Your goal: Reproduce all the material exactly, minus any pictures it holds.

━━━━━ Supplied material

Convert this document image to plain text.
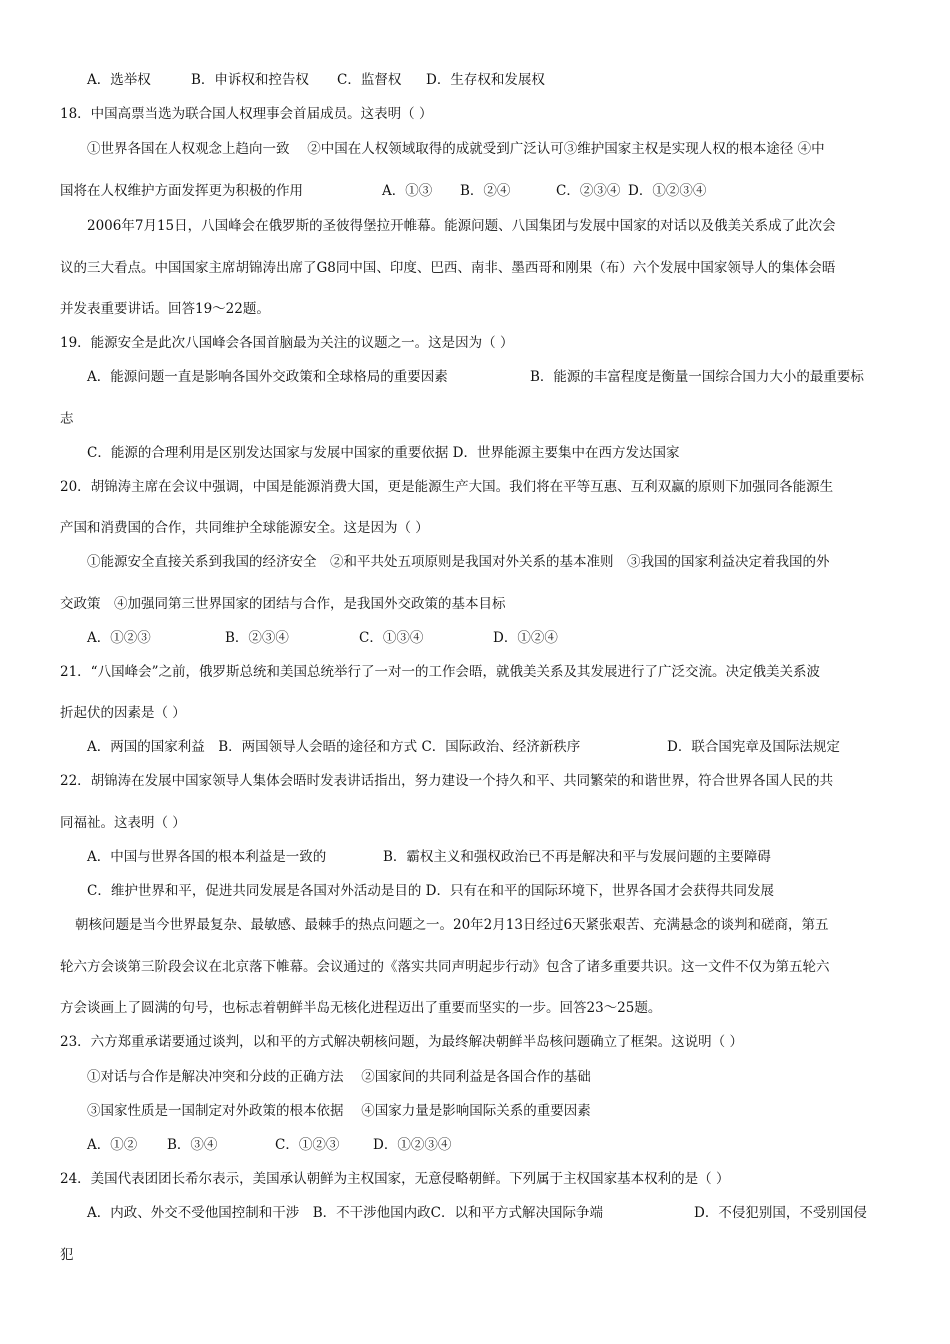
A．选举权	B．申诉权和控告权 C．监督权 D．生存权和发展权
18．中国高票当选为联合国人权理事会首届成员。这表明（ ）
①世界各国在人权观念上趋向一致　 ②中国在人权领域取得的成就受到广泛认可③维护国家主权是实现人权的根本途径 ④中
国将在人权维护方面发挥更为积极的作用	A．①③ B．②④	C．②③④ D．①②③④
2006年7月15日，八国峰会在俄罗斯的圣彼得堡拉开帷幕。能源问题、八国集团与发展中国家的对话以及俄美关系成了此次会
议的三大看点。中国国家主席胡锦涛出席了G8同中国、印度、巴西、南非、墨西哥和刚果（布）六个发展中国家领导人的集体会晤
并发表重要讲话。回答19～22题。
19．能源安全是此次八国峰会各国首脑最为关注的议题之一。这是因为（ ）
A．能源问题一直是影响各国外交政策和全球格局的重要因素	B．能源的丰富程度是衡量一国综合国力大小的最重要标
志
C．能源的合理利用是区别发达国家与发展中国家的重要依据 D．世界能源主要集中在西方发达国家
20．胡锦涛主席在会议中强调，中国是能源消费大国，更是能源生产大国。我们将在平等互惠、互利双赢的原则下加强同各能源生
产国和消费国的合作，共同维护全球能源安全。这是因为（ ）
①能源安全直接关系到我国的经济安全　②和平共处五项原则是我国对外关系的基本准则　③我国的国家利益决定着我国的外
交政策　④加强同第三世界国家的团结与合作，是我国外交政策的基本目标
A．①②③	B．②③④	C．①③④	D．①②④
21．“八国峰会”之前，俄罗斯总统和美国总统举行了一对一的工作会晤，就俄美关系及其发展进行了广泛交流。决定俄美关系波
折起伏的因素是（ ）
A．两国的国家利益　B．两国领导人会晤的途径和方式 C．国际政治、经济新秩序	D．联合国宪章及国际法规定
22．胡锦涛在发展中国家领导人集体会晤时发表讲话指出，努力建设一个持久和平、共同繁荣的和谐世界，符合世界各国人民的共
同福祉。这表明（ ）
A．中国与世界各国的根本利益是一致的	B．霸权主义和强权政治已不再是解决和平与发展问题的主要障碍
C．维护世界和平，促进共同发展是各国对外活动是目的 D．只有在和平的国际环境下，世界各国才会获得共同发展
朝核问题是当今世界最复杂、最敏感、最棘手的热点问题之一。20年2月13日经过6天紧张艰苦、充满悬念的谈判和磋商，第五
轮六方会谈第三阶段会议在北京落下帷幕。会议通过的《落实共同声明起步行动》包含了诸多重要共识。这一文件不仅为第五轮六
方会谈画上了圆满的句号，也标志着朝鲜半岛无核化进程迈出了重要而坚实的一步。回答23～25题。
23．六方郑重承诺要通过谈判，以和平的方式解决朝核问题，为最终解决朝鲜半岛核问题确立了框架。这说明（ ）
①对话与合作是解决冲突和分歧的正确方法　 ②国家间的共同利益是各国合作的基础
③国家性质是一国制定对外政策的根本依据　 ④国家力量是影响国际关系的重要因素
A．①② B．③④	C．①②③ D．①②③④
24．美国代表团团长希尔表示，美国承认朝鲜为主权国家，无意侵略朝鲜。下列属于主权国家基本权利的是（ ）
A．内政、外交不受他国控制和干涉　B．不干涉他国内政C．以和平方式解决国际争端	D．不侵犯别国，不受别国侵
犯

━━━━━━━━━━

The answer:
Convert this document image to plain text.
A．选举权	B．申诉权和控告权 C．监督权 D．生存权和发展权
18．中国高票当选为联合国人权理事会首届成员。这表明（ ）
①世界各国在人权观念上趋向一致　 ②中国在人权领域取得的成就受到广泛认可③维护国家主权是实现人权的根本途径 ④中
国将在人权维护方面发挥更为积极的作用	A．①③ B．②④	C．②③④ D．①②③④
2006年7月15日，八国峰会在俄罗斯的圣彼得堡拉开帷幕。能源问题、八国集团与发展中国家的对话以及俄美关系成了此次会
议的三大看点。中国国家主席胡锦涛出席了G8同中国、印度、巴西、南非、墨西哥和刚果（布）六个发展中国家领导人的集体会晤
并发表重要讲话。回答19～22题。
19．能源安全是此次八国峰会各国首脑最为关注的议题之一。这是因为（ ）
A．能源问题一直是影响各国外交政策和全球格局的重要因素	B．能源的丰富程度是衡量一国综合国力大小的最重要标
志
C．能源的合理利用是区别发达国家与发展中国家的重要依据 D．世界能源主要集中在西方发达国家
20．胡锦涛主席在会议中强调，中国是能源消费大国，更是能源生产大国。我们将在平等互惠、互利双赢的原则下加强同各能源生
产国和消费国的合作，共同维护全球能源安全。这是因为（ ）
①能源安全直接关系到我国的经济安全　②和平共处五项原则是我国对外关系的基本准则　③我国的国家利益决定着我国的外
交政策　④加强同第三世界国家的团结与合作，是我国外交政策的基本目标
A．①②③	B．②③④	C．①③④	D．①②④
21．“八国峰会”之前，俄罗斯总统和美国总统举行了一对一的工作会晤，就俄美关系及其发展进行了广泛交流。决定俄美关系波
折起伏的因素是（ ）
A．两国的国家利益　B．两国领导人会晤的途径和方式 C．国际政治、经济新秩序	D．联合国宪章及国际法规定
22．胡锦涛在发展中国家领导人集体会晤时发表讲话指出，努力建设一个持久和平、共同繁荣的和谐世界，符合世界各国人民的共
同福祉。这表明（ ）
A．中国与世界各国的根本利益是一致的	B．霸权主义和强权政治已不再是解决和平与发展问题的主要障碍
C．维护世界和平，促进共同发展是各国对外活动是目的 D．只有在和平的国际环境下，世界各国才会获得共同发展
朝核问题是当今世界最复杂、最敏感、最棘手的热点问题之一。20年2月13日经过6天紧张艰苦、充满悬念的谈判和磋商，第五
轮六方会谈第三阶段会议在北京落下帷幕。会议通过的《落实共同声明起步行动》包含了诸多重要共识。这一文件不仅为第五轮六
方会谈画上了圆满的句号，也标志着朝鲜半岛无核化进程迈出了重要而坚实的一步。回答23～25题。
23．六方郑重承诺要通过谈判，以和平的方式解决朝核问题，为最终解决朝鲜半岛核问题确立了框架。这说明（ ）
①对话与合作是解决冲突和分歧的正确方法　 ②国家间的共同利益是各国合作的基础
③国家性质是一国制定对外政策的根本依据　 ④国家力量是影响国际关系的重要因素
A．①② B．③④	C．①②③ D．①②③④
24．美国代表团团长希尔表示，美国承认朝鲜为主权国家，无意侵略朝鲜。下列属于主权国家基本权利的是（ ）
A．内政、外交不受他国控制和干涉　B．不干涉他国内政C．以和平方式解决国际争端	D．不侵犯别国，不受别国侵
犯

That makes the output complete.